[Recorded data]
● ● ● ● ● ● ●

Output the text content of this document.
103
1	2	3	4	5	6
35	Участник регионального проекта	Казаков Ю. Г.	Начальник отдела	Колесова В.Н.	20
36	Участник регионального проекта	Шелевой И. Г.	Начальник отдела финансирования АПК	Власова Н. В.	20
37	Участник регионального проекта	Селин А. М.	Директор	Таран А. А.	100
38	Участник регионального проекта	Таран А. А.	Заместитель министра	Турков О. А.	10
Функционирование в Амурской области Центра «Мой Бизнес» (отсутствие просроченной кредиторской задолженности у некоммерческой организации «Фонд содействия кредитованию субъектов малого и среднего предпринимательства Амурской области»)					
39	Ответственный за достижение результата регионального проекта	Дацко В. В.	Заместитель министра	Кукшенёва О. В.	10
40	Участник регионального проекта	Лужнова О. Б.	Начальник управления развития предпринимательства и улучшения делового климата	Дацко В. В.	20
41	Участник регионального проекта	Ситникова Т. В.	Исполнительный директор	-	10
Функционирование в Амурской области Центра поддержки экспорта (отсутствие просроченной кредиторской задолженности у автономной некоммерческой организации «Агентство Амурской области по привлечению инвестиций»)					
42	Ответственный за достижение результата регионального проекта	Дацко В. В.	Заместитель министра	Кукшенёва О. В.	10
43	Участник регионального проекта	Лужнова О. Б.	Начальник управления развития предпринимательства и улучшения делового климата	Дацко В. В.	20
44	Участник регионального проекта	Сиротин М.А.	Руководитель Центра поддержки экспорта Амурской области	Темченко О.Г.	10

● ● ● ● ● ● ●

WHAT YOU ARE ASKED TO DO | Where a line in the material above holds "отдела", copy that line.

REPLY TO THE EXERCISE |
35	Участник регионального проекта	Казаков Ю. Г.	Начальник отдела	Колесова В.Н.	20
36	Участник регионального проекта	Шелевой И. Г.	Начальник отдела финансирования АПК	Власова Н. В.	20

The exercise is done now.